Records shown |
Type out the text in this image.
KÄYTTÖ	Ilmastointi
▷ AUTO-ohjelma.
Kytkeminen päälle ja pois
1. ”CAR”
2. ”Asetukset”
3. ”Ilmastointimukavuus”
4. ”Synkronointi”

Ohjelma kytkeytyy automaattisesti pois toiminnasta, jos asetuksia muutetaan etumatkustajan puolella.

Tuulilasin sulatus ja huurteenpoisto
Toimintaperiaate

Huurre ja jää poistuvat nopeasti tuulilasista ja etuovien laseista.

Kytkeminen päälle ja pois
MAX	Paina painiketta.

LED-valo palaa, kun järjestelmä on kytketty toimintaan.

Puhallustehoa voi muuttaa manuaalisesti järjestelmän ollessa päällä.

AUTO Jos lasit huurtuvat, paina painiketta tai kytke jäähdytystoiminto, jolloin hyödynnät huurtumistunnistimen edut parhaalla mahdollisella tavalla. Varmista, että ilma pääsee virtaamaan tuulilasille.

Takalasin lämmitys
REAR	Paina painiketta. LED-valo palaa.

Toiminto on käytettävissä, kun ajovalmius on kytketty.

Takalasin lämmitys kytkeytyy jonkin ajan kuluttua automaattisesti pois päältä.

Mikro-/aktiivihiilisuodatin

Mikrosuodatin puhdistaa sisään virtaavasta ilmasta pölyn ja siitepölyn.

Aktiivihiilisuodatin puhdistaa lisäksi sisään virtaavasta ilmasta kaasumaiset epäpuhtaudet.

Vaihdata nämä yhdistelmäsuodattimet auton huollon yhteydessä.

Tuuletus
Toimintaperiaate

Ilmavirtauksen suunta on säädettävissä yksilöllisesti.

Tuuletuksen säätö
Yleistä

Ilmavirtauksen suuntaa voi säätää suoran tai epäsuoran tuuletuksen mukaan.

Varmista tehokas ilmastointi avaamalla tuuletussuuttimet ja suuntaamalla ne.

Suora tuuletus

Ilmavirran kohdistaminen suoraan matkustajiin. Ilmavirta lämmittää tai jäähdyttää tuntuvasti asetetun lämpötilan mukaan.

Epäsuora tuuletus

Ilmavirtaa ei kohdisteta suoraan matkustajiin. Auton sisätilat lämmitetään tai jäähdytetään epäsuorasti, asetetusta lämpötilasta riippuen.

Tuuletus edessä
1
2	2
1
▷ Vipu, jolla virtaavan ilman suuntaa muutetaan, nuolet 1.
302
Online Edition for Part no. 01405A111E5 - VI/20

Exercise instructions |
Nothing should be left out: return all of the records exactly.

The response |
Type out the text in this image.
KÄYTTÖ	Ilmastointi
▷ AUTO-ohjelma.
Kytkeminen päälle ja pois
1. ”CAR”
2. ”Asetukset”
3. ”Ilmastointimukavuus”
4. ”Synkronointi”

Ohjelma kytkeytyy automaattisesti pois toiminnasta, jos asetuksia muutetaan etumatkustajan puolella.

Tuulilasin sulatus ja huurteenpoisto
Toimintaperiaate

Huurre ja jää poistuvat nopeasti tuulilasista ja etuovien laseista.

Kytkeminen päälle ja pois
MAX	Paina painiketta.

LED-valo palaa, kun järjestelmä on kytketty toimintaan.

Puhallustehoa voi muuttaa manuaalisesti järjestelmän ollessa päällä.

AUTO Jos lasit huurtuvat, paina painiketta tai kytke jäähdytystoiminto, jolloin hyödynnät huurtumistunnistimen edut parhaalla mahdollisella tavalla. Varmista, että ilma pääsee virtaamaan tuulilasille.

Takalasin lämmitys
REAR	Paina painiketta. LED-valo palaa.

Toiminto on käytettävissä, kun ajovalmius on kytketty.

Takalasin lämmitys kytkeytyy jonkin ajan kuluttua automaattisesti pois päältä.

Mikro-/aktiivihiilisuodatin

Mikrosuodatin puhdistaa sisään virtaavasta ilmasta pölyn ja siitepölyn.

Aktiivihiilisuodatin puhdistaa lisäksi sisään virtaavasta ilmasta kaasumaiset epäpuhtaudet.

Vaihdata nämä yhdistelmäsuodattimet auton huollon yhteydessä.

Tuuletus
Toimintaperiaate

Ilmavirtauksen suunta on säädettävissä yksilöllisesti.

Tuuletuksen säätö
Yleistä

Ilmavirtauksen suuntaa voi säätää suoran tai epäsuoran tuuletuksen mukaan.

Varmista tehokas ilmastointi avaamalla tuuletussuuttimet ja suuntaamalla ne.

Suora tuuletus

Ilmavirran kohdistaminen suoraan matkustajiin. Ilmavirta lämmittää tai jäähdyttää tuntuvasti asetetun lämpötilan mukaan.

Epäsuora tuuletus

Ilmavirtaa ei kohdisteta suoraan matkustajiin. Auton sisätilat lämmitetään tai jäähdytetään epäsuorasti, asetetusta lämpötilasta riippuen.

Tuuletus edessä
1
2	2
1
▷ Vipu, jolla virtaavan ilman suuntaa muutetaan, nuolet 1.
302
Online Edition for Part no. 01405A111E5 - VI/20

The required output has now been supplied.